» Direction
Scan the data beneath this task and copy each line that includes "title".

» Stored data entries
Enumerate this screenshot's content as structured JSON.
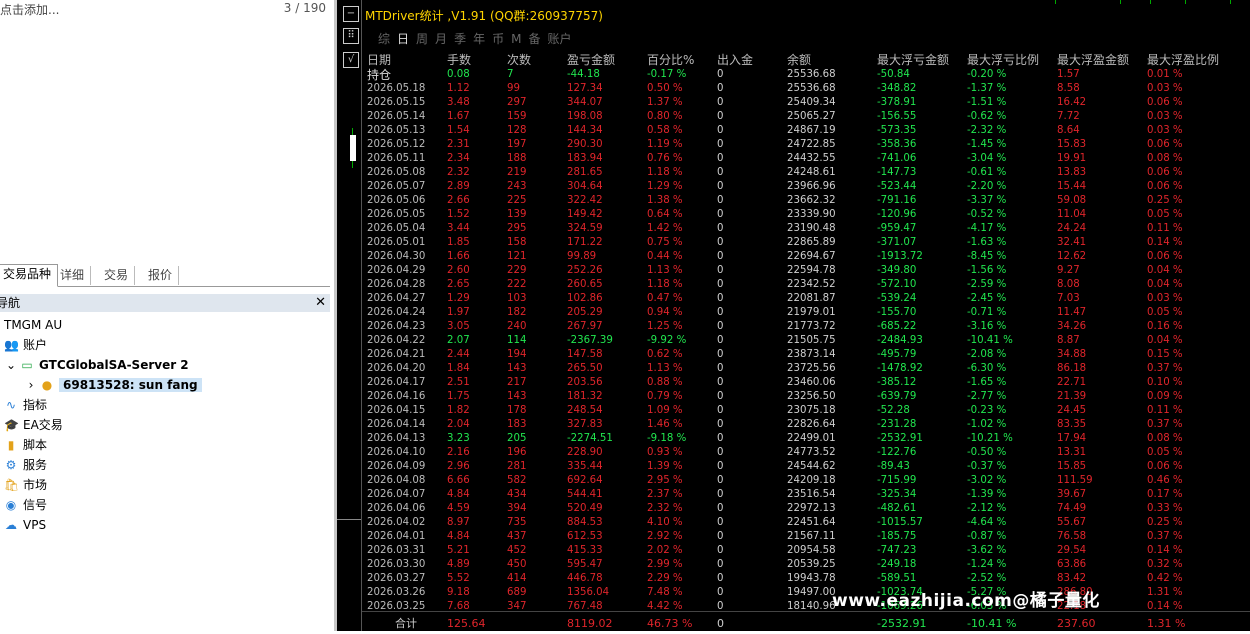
{
  "search": {
    "placeholder": "点击添加...",
    "counter": "3 / 190"
  },
  "tabs": [
    "交易品种",
    "详细",
    "交易",
    "报价"
  ],
  "navigator": {
    "title": "导航",
    "broker": "TMGM AU",
    "accounts_label": "账户",
    "server": "GTCGlobalSA-Server 2",
    "account": "69813528: sun fang",
    "items": [
      "指标",
      "EA交易",
      "脚本",
      "服务",
      "市场",
      "信号",
      "VPS"
    ]
  },
  "panel": {
    "title": "MTDriver统计 ,V1.91 (QQ群:260937757)",
    "menu": [
      "综",
      "日",
      "周",
      "月",
      "季",
      "年",
      "币",
      "M",
      "备",
      "账户"
    ],
    "active_menu": "日",
    "headers": [
      "日期",
      "手数",
      "次数",
      "盈亏金额",
      "百分比%",
      "出入金",
      "余额",
      "最大浮亏金额",
      "最大浮亏比例",
      "最大浮盈金额",
      "最大浮盈比例"
    ],
    "rows": [
      [
        "持仓",
        "0.08",
        "7",
        "-44.18",
        "-0.17 %",
        "0",
        "25536.68",
        "-50.84",
        "-0.20 %",
        "1.57",
        "0.01 %"
      ],
      [
        "2026.05.18",
        "1.12",
        "99",
        "127.34",
        "0.50 %",
        "0",
        "25536.68",
        "-348.82",
        "-1.37 %",
        "8.58",
        "0.03 %"
      ],
      [
        "2026.05.15",
        "3.48",
        "297",
        "344.07",
        "1.37 %",
        "0",
        "25409.34",
        "-378.91",
        "-1.51 %",
        "16.42",
        "0.06 %"
      ],
      [
        "2026.05.14",
        "1.67",
        "159",
        "198.08",
        "0.80 %",
        "0",
        "25065.27",
        "-156.55",
        "-0.62 %",
        "7.72",
        "0.03 %"
      ],
      [
        "2026.05.13",
        "1.54",
        "128",
        "144.34",
        "0.58 %",
        "0",
        "24867.19",
        "-573.35",
        "-2.32 %",
        "8.64",
        "0.03 %"
      ],
      [
        "2026.05.12",
        "2.31",
        "197",
        "290.30",
        "1.19 %",
        "0",
        "24722.85",
        "-358.36",
        "-1.45 %",
        "15.83",
        "0.06 %"
      ],
      [
        "2026.05.11",
        "2.34",
        "188",
        "183.94",
        "0.76 %",
        "0",
        "24432.55",
        "-741.06",
        "-3.04 %",
        "19.91",
        "0.08 %"
      ],
      [
        "2026.05.08",
        "2.32",
        "219",
        "281.65",
        "1.18 %",
        "0",
        "24248.61",
        "-147.73",
        "-0.61 %",
        "13.83",
        "0.06 %"
      ],
      [
        "2026.05.07",
        "2.89",
        "243",
        "304.64",
        "1.29 %",
        "0",
        "23966.96",
        "-523.44",
        "-2.20 %",
        "15.44",
        "0.06 %"
      ],
      [
        "2026.05.06",
        "2.66",
        "225",
        "322.42",
        "1.38 %",
        "0",
        "23662.32",
        "-791.16",
        "-3.37 %",
        "59.08",
        "0.25 %"
      ],
      [
        "2026.05.05",
        "1.52",
        "139",
        "149.42",
        "0.64 %",
        "0",
        "23339.90",
        "-120.96",
        "-0.52 %",
        "11.04",
        "0.05 %"
      ],
      [
        "2026.05.04",
        "3.44",
        "295",
        "324.59",
        "1.42 %",
        "0",
        "23190.48",
        "-959.47",
        "-4.17 %",
        "24.24",
        "0.11 %"
      ],
      [
        "2026.05.01",
        "1.85",
        "158",
        "171.22",
        "0.75 %",
        "0",
        "22865.89",
        "-371.07",
        "-1.63 %",
        "32.41",
        "0.14 %"
      ],
      [
        "2026.04.30",
        "1.66",
        "121",
        "99.89",
        "0.44 %",
        "0",
        "22694.67",
        "-1913.72",
        "-8.45 %",
        "12.62",
        "0.06 %"
      ],
      [
        "2026.04.29",
        "2.60",
        "229",
        "252.26",
        "1.13 %",
        "0",
        "22594.78",
        "-349.80",
        "-1.56 %",
        "9.27",
        "0.04 %"
      ],
      [
        "2026.04.28",
        "2.65",
        "222",
        "260.65",
        "1.18 %",
        "0",
        "22342.52",
        "-572.10",
        "-2.59 %",
        "8.08",
        "0.04 %"
      ],
      [
        "2026.04.27",
        "1.29",
        "103",
        "102.86",
        "0.47 %",
        "0",
        "22081.87",
        "-539.24",
        "-2.45 %",
        "7.03",
        "0.03 %"
      ],
      [
        "2026.04.24",
        "1.97",
        "182",
        "205.29",
        "0.94 %",
        "0",
        "21979.01",
        "-155.70",
        "-0.71 %",
        "11.47",
        "0.05 %"
      ],
      [
        "2026.04.23",
        "3.05",
        "240",
        "267.97",
        "1.25 %",
        "0",
        "21773.72",
        "-685.22",
        "-3.16 %",
        "34.26",
        "0.16 %"
      ],
      [
        "2026.04.22",
        "2.07",
        "114",
        "-2367.39",
        "-9.92 %",
        "0",
        "21505.75",
        "-2484.93",
        "-10.41 %",
        "8.87",
        "0.04 %"
      ],
      [
        "2026.04.21",
        "2.44",
        "194",
        "147.58",
        "0.62 %",
        "0",
        "23873.14",
        "-495.79",
        "-2.08 %",
        "34.88",
        "0.15 %"
      ],
      [
        "2026.04.20",
        "1.84",
        "143",
        "265.50",
        "1.13 %",
        "0",
        "23725.56",
        "-1478.92",
        "-6.30 %",
        "86.18",
        "0.37 %"
      ],
      [
        "2026.04.17",
        "2.51",
        "217",
        "203.56",
        "0.88 %",
        "0",
        "23460.06",
        "-385.12",
        "-1.65 %",
        "22.71",
        "0.10 %"
      ],
      [
        "2026.04.16",
        "1.75",
        "143",
        "181.32",
        "0.79 %",
        "0",
        "23256.50",
        "-639.79",
        "-2.77 %",
        "21.39",
        "0.09 %"
      ],
      [
        "2026.04.15",
        "1.82",
        "178",
        "248.54",
        "1.09 %",
        "0",
        "23075.18",
        "-52.28",
        "-0.23 %",
        "24.45",
        "0.11 %"
      ],
      [
        "2026.04.14",
        "2.04",
        "183",
        "327.83",
        "1.46 %",
        "0",
        "22826.64",
        "-231.28",
        "-1.02 %",
        "83.35",
        "0.37 %"
      ],
      [
        "2026.04.13",
        "3.23",
        "205",
        "-2274.51",
        "-9.18 %",
        "0",
        "22499.01",
        "-2532.91",
        "-10.21 %",
        "17.94",
        "0.08 %"
      ],
      [
        "2026.04.10",
        "2.16",
        "196",
        "228.90",
        "0.93 %",
        "0",
        "24773.52",
        "-122.76",
        "-0.50 %",
        "13.31",
        "0.05 %"
      ],
      [
        "2026.04.09",
        "2.96",
        "281",
        "335.44",
        "1.39 %",
        "0",
        "24544.62",
        "-89.43",
        "-0.37 %",
        "15.85",
        "0.06 %"
      ],
      [
        "2026.04.08",
        "6.66",
        "582",
        "692.64",
        "2.95 %",
        "0",
        "24209.18",
        "-715.99",
        "-3.02 %",
        "111.59",
        "0.46 %"
      ],
      [
        "2026.04.07",
        "4.84",
        "434",
        "544.41",
        "2.37 %",
        "0",
        "23516.54",
        "-325.34",
        "-1.39 %",
        "39.67",
        "0.17 %"
      ],
      [
        "2026.04.06",
        "4.59",
        "394",
        "520.49",
        "2.32 %",
        "0",
        "22972.13",
        "-482.61",
        "-2.12 %",
        "74.49",
        "0.33 %"
      ],
      [
        "2026.04.02",
        "8.97",
        "735",
        "884.53",
        "4.10 %",
        "0",
        "22451.64",
        "-1015.57",
        "-4.64 %",
        "55.67",
        "0.25 %"
      ],
      [
        "2026.04.01",
        "4.84",
        "437",
        "612.53",
        "2.92 %",
        "0",
        "21567.11",
        "-185.75",
        "-0.87 %",
        "76.58",
        "0.37 %"
      ],
      [
        "2026.03.31",
        "5.21",
        "452",
        "415.33",
        "2.02 %",
        "0",
        "20954.58",
        "-747.23",
        "-3.62 %",
        "29.54",
        "0.14 %"
      ],
      [
        "2026.03.30",
        "4.89",
        "450",
        "595.47",
        "2.99 %",
        "0",
        "20539.25",
        "-249.18",
        "-1.24 %",
        "63.86",
        "0.32 %"
      ],
      [
        "2026.03.27",
        "5.52",
        "414",
        "446.78",
        "2.29 %",
        "0",
        "19943.78",
        "-589.51",
        "-2.52 %",
        "83.42",
        "0.42 %"
      ],
      [
        "2026.03.26",
        "9.18",
        "689",
        "1356.04",
        "7.48 %",
        "0",
        "19497.00",
        "-1023.74",
        "-5.27 %",
        "286.80",
        "1.31 %"
      ],
      [
        "2026.03.25",
        "7.68",
        "347",
        "767.48",
        "4.42 %",
        "0",
        "18140.96",
        "-1069.26",
        "-6.03 %",
        "22.18",
        "0.14 %"
      ]
    ],
    "footer": {
      "label": "合计",
      "lots": "125.64",
      "pnl": "8119.02",
      "pct": "46.73 %",
      "dep": "0",
      "maxdd": "-2532.91",
      "maxddpct": "-10.41 %",
      "maxfp": "237.60",
      "maxfppct": "1.31 %"
    }
  },
  "watermark": "www.eazhijia.com@橘子量化",
  "colors": {
    "green": "#21e64f",
    "red": "#e0252b",
    "header": "#bcbcbc",
    "title": "#ffd400"
  }
}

» Exercise output
    "title": "导航",
    "title": "MTDriver统计 ,V1.91 (QQ群:260937757)",
    "title": "#ffd400"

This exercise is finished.